• **GOAL**
All of the lines below are to be printed again exactly; images are excluded from the output.

• **DATA FOR THIS TASK**
+===+

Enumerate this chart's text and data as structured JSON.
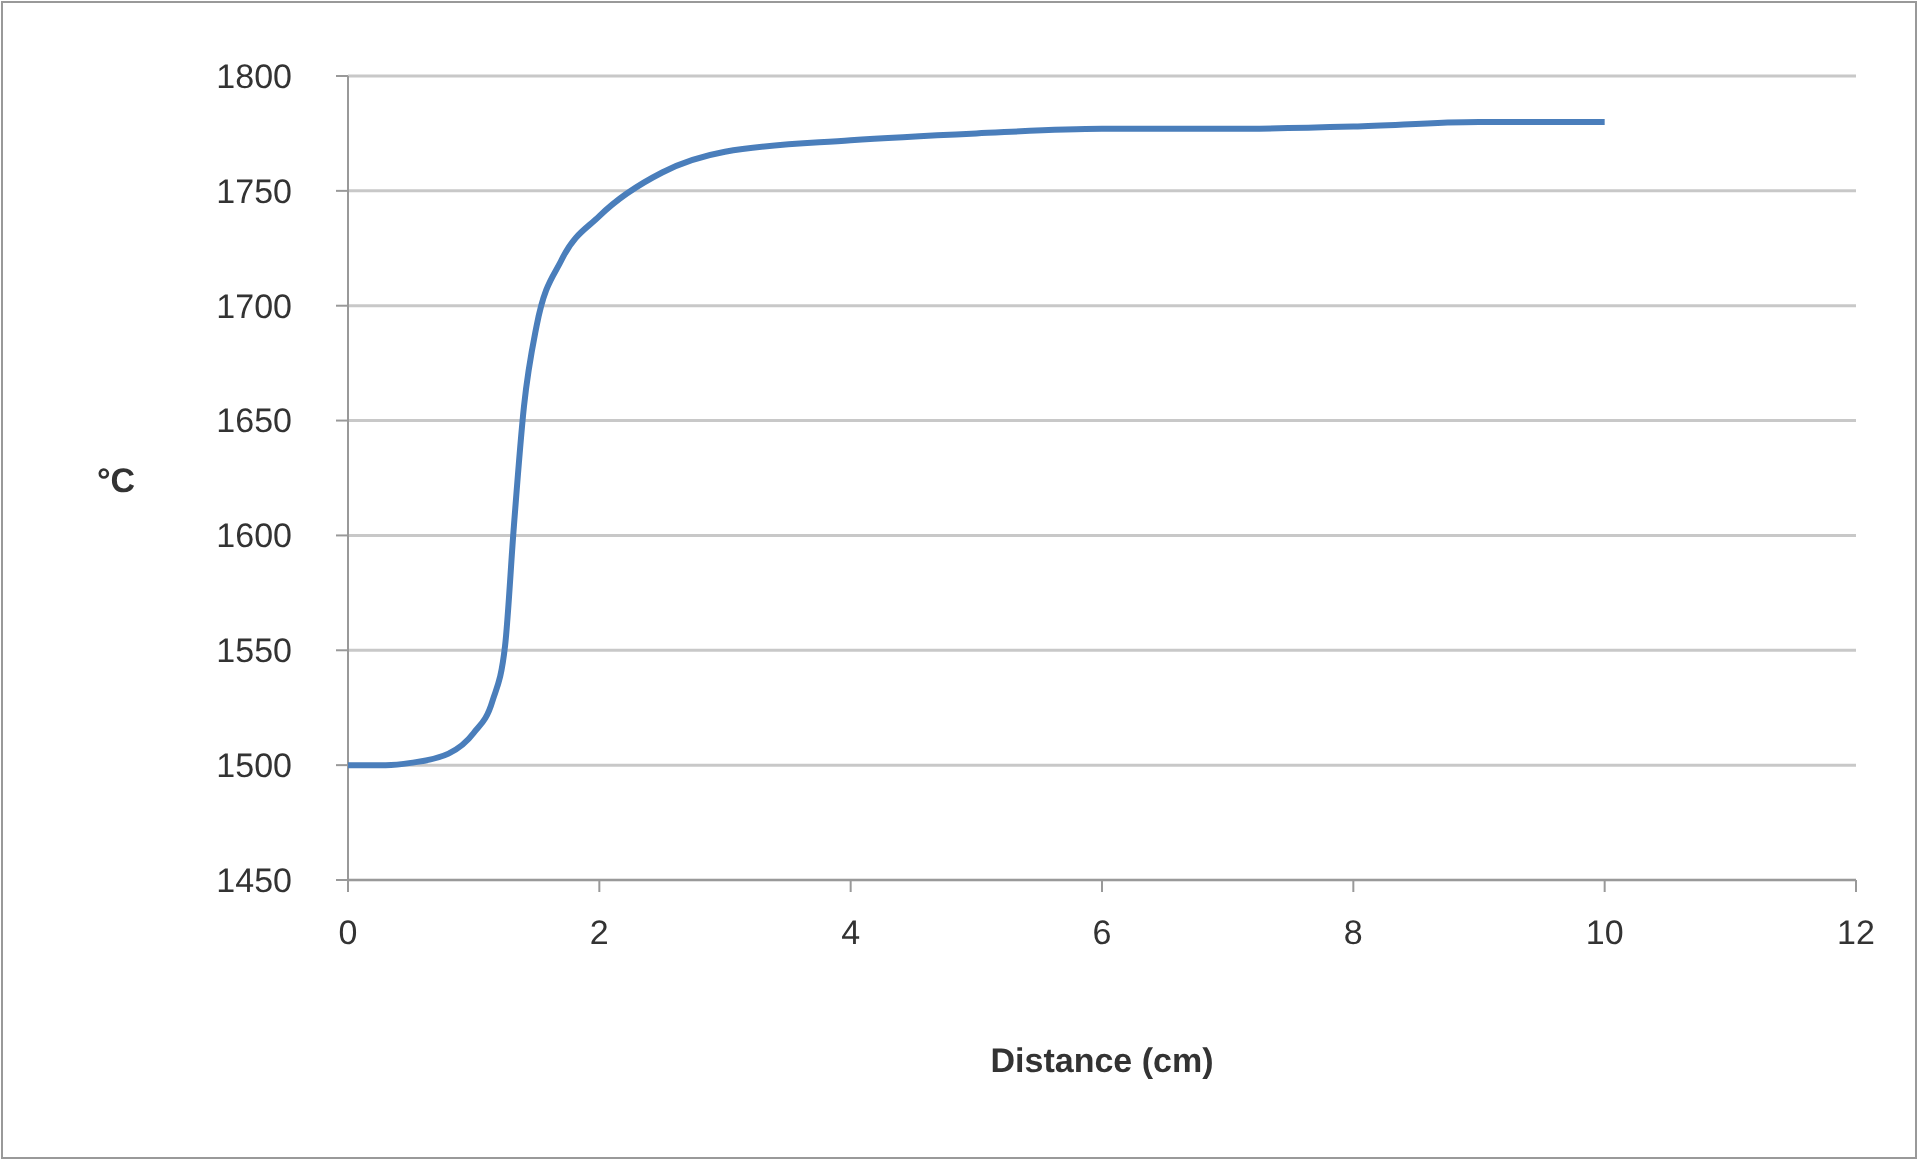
{
  "chart_data": {
    "type": "line",
    "xlabel": "Distance (cm)",
    "ylabel": "°C",
    "xlim": [
      0,
      12
    ],
    "xticks": [
      0,
      2,
      4,
      6,
      8,
      10,
      12
    ],
    "ylim": [
      1450,
      1800
    ],
    "yticks": [
      1450,
      1500,
      1550,
      1600,
      1650,
      1700,
      1750,
      1800
    ],
    "grid": "y",
    "marker": "none",
    "line_style": "solid",
    "series": [
      {
        "color": "#4a7ebb",
        "x": [
          0,
          0.3,
          0.5,
          0.8,
          1.0,
          1.15,
          1.25,
          1.32,
          1.4,
          1.5,
          1.7,
          2.0,
          2.5,
          3,
          4,
          5,
          6,
          7,
          8,
          9,
          10
        ],
        "values": [
          1500,
          1500,
          1501,
          1505,
          1514,
          1528,
          1552,
          1604,
          1656,
          1691,
          1720,
          1739,
          1758,
          1767,
          1772,
          1775,
          1777,
          1777,
          1778,
          1780,
          1780
        ]
      }
    ]
  }
}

+===+

• **ANSWER FOR THIS EXERCISE**
Enumerate this chart's text and data as structured JSON.
{
  "chart_data": {
    "type": "line",
    "xlabel": "Distance (cm)",
    "ylabel": "°C",
    "xlim": [
      0,
      12
    ],
    "xticks": [
      0,
      2,
      4,
      6,
      8,
      10,
      12
    ],
    "ylim": [
      1450,
      1800
    ],
    "yticks": [
      1450,
      1500,
      1550,
      1600,
      1650,
      1700,
      1750,
      1800
    ],
    "grid": "y",
    "marker": "none",
    "line_style": "solid",
    "series": [
      {
        "color": "#4a7ebb",
        "x": [
          0,
          0.3,
          0.5,
          0.8,
          1.0,
          1.15,
          1.25,
          1.32,
          1.4,
          1.5,
          1.7,
          2.0,
          2.5,
          3,
          4,
          5,
          6,
          7,
          8,
          9,
          10
        ],
        "values": [
          1500,
          1500,
          1501,
          1505,
          1514,
          1528,
          1552,
          1604,
          1656,
          1691,
          1720,
          1739,
          1758,
          1767,
          1772,
          1775,
          1777,
          1777,
          1778,
          1780,
          1780
        ]
      }
    ]
  }
}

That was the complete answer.